**Aim**
All the data should come back exactly as it was given.

**Material**

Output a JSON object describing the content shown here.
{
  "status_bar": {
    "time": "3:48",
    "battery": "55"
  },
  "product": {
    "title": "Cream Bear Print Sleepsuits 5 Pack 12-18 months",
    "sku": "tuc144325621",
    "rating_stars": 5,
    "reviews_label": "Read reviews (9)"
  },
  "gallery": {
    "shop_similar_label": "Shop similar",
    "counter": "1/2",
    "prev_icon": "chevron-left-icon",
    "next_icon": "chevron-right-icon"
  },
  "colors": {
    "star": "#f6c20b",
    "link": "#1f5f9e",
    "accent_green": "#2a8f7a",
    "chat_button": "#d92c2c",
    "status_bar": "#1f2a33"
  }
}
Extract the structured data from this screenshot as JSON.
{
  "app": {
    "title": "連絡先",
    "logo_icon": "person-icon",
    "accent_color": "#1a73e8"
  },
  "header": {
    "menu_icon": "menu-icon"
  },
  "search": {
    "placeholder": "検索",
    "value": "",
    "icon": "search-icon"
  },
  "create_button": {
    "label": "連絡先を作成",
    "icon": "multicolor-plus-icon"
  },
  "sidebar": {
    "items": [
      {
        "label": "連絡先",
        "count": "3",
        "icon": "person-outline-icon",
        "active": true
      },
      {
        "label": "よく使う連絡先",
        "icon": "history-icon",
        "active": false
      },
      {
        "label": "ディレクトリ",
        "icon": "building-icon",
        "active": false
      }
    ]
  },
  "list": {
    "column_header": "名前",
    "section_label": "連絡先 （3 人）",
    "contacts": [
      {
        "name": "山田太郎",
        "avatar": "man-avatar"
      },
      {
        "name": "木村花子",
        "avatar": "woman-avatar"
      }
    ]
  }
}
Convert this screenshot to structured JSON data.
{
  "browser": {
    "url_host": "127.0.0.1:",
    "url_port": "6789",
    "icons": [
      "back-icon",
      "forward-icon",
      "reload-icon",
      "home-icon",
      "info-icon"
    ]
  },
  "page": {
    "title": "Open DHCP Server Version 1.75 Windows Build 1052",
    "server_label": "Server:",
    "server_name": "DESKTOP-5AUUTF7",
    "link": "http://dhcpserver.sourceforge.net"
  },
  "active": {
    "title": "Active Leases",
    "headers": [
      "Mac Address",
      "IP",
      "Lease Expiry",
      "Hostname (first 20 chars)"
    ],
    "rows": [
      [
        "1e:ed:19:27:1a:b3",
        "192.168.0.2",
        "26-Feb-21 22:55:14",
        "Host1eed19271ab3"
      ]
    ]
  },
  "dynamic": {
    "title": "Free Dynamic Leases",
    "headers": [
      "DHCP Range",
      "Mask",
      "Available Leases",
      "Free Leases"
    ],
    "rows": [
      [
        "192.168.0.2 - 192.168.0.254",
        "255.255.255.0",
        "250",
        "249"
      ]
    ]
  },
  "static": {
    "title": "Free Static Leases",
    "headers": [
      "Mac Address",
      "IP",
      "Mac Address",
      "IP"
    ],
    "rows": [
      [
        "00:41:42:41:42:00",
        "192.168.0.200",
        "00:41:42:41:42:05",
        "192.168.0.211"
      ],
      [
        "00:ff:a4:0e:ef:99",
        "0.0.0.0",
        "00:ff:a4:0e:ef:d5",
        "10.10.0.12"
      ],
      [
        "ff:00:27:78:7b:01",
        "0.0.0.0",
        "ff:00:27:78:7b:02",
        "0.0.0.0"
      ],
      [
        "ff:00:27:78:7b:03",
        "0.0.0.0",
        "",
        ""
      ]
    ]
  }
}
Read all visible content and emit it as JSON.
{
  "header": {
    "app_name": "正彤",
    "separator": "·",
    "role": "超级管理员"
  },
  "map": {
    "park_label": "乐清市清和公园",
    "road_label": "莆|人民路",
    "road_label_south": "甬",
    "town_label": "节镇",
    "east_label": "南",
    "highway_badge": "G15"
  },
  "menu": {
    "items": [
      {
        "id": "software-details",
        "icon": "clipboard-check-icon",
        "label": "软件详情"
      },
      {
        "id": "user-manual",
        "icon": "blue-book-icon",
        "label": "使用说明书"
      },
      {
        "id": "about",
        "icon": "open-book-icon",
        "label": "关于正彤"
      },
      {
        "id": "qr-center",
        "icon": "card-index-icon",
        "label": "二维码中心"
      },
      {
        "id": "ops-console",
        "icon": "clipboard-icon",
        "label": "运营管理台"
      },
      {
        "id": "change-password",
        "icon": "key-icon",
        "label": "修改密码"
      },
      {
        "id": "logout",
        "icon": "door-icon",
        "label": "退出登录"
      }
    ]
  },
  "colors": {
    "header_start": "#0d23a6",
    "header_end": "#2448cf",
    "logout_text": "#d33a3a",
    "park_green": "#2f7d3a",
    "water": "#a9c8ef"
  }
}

**Correct result**
Output a JSON object describing the content shown here.
{
  "status_bar": {
    "time": "3:48",
    "battery": "55"
  },
  "product": {
    "title": "Cream Bear Print Sleepsuits 5 Pack 12-18 months",
    "sku": "tuc144325621",
    "rating_stars": 5,
    "reviews_label": "Read reviews (9)"
  },
  "gallery": {
    "shop_similar_label": "Shop similar",
    "counter": "1/2",
    "prev_icon": "chevron-left-icon",
    "next_icon": "chevron-right-icon"
  },
  "colors": {
    "star": "#f6c20b",
    "link": "#1f5f9e",
    "accent_green": "#2a8f7a",
    "chat_button": "#d92c2c",
    "status_bar": "#1f2a33"
  }
}
Extract the structured data from this screenshot as JSON.
{
  "app": {
    "title": "連絡先",
    "logo_icon": "person-icon",
    "accent_color": "#1a73e8"
  },
  "header": {
    "menu_icon": "menu-icon"
  },
  "search": {
    "placeholder": "検索",
    "value": "",
    "icon": "search-icon"
  },
  "create_button": {
    "label": "連絡先を作成",
    "icon": "multicolor-plus-icon"
  },
  "sidebar": {
    "items": [
      {
        "label": "連絡先",
        "count": "3",
        "icon": "person-outline-icon",
        "active": true
      },
      {
        "label": "よく使う連絡先",
        "icon": "history-icon",
        "active": false
      },
      {
        "label": "ディレクトリ",
        "icon": "building-icon",
        "active": false
      }
    ]
  },
  "list": {
    "column_header": "名前",
    "section_label": "連絡先 （3 人）",
    "contacts": [
      {
        "name": "山田太郎",
        "avatar": "man-avatar"
      },
      {
        "name": "木村花子",
        "avatar": "woman-avatar"
      }
    ]
  }
}
Convert this screenshot to structured JSON data.
{
  "browser": {
    "url_host": "127.0.0.1:",
    "url_port": "6789",
    "icons": [
      "back-icon",
      "forward-icon",
      "reload-icon",
      "home-icon",
      "info-icon"
    ]
  },
  "page": {
    "title": "Open DHCP Server Version 1.75 Windows Build 1052",
    "server_label": "Server:",
    "server_name": "DESKTOP-5AUUTF7",
    "link": "http://dhcpserver.sourceforge.net"
  },
  "active": {
    "title": "Active Leases",
    "headers": [
      "Mac Address",
      "IP",
      "Lease Expiry",
      "Hostname (first 20 chars)"
    ],
    "rows": [
      [
        "1e:ed:19:27:1a:b3",
        "192.168.0.2",
        "26-Feb-21 22:55:14",
        "Host1eed19271ab3"
      ]
    ]
  },
  "dynamic": {
    "title": "Free Dynamic Leases",
    "headers": [
      "DHCP Range",
      "Mask",
      "Available Leases",
      "Free Leases"
    ],
    "rows": [
      [
        "192.168.0.2 - 192.168.0.254",
        "255.255.255.0",
        "250",
        "249"
      ]
    ]
  },
  "static": {
    "title": "Free Static Leases",
    "headers": [
      "Mac Address",
      "IP",
      "Mac Address",
      "IP"
    ],
    "rows": [
      [
        "00:41:42:41:42:00",
        "192.168.0.200",
        "00:41:42:41:42:05",
        "192.168.0.211"
      ],
      [
        "00:ff:a4:0e:ef:99",
        "0.0.0.0",
        "00:ff:a4:0e:ef:d5",
        "10.10.0.12"
      ],
      [
        "ff:00:27:78:7b:01",
        "0.0.0.0",
        "ff:00:27:78:7b:02",
        "0.0.0.0"
      ],
      [
        "ff:00:27:78:7b:03",
        "0.0.0.0",
        "",
        ""
      ]
    ]
  }
}
Read all visible content and emit it as JSON.
{
  "header": {
    "app_name": "正彤",
    "separator": "·",
    "role": "超级管理员"
  },
  "map": {
    "park_label": "乐清市清和公园",
    "road_label": "莆|人民路",
    "road_label_south": "甬",
    "town_label": "节镇",
    "east_label": "南",
    "highway_badge": "G15"
  },
  "menu": {
    "items": [
      {
        "id": "software-details",
        "icon": "clipboard-check-icon",
        "label": "软件详情"
      },
      {
        "id": "user-manual",
        "icon": "blue-book-icon",
        "label": "使用说明书"
      },
      {
        "id": "about",
        "icon": "open-book-icon",
        "label": "关于正彤"
      },
      {
        "id": "qr-center",
        "icon": "card-index-icon",
        "label": "二维码中心"
      },
      {
        "id": "ops-console",
        "icon": "clipboard-icon",
        "label": "运营管理台"
      },
      {
        "id": "change-password",
        "icon": "key-icon",
        "label": "修改密码"
      },
      {
        "id": "logout",
        "icon": "door-icon",
        "label": "退出登录"
      }
    ]
  },
  "colors": {
    "header_start": "#0d23a6",
    "header_end": "#2448cf",
    "logout_text": "#d33a3a",
    "park_green": "#2f7d3a",
    "water": "#a9c8ef"
  }
}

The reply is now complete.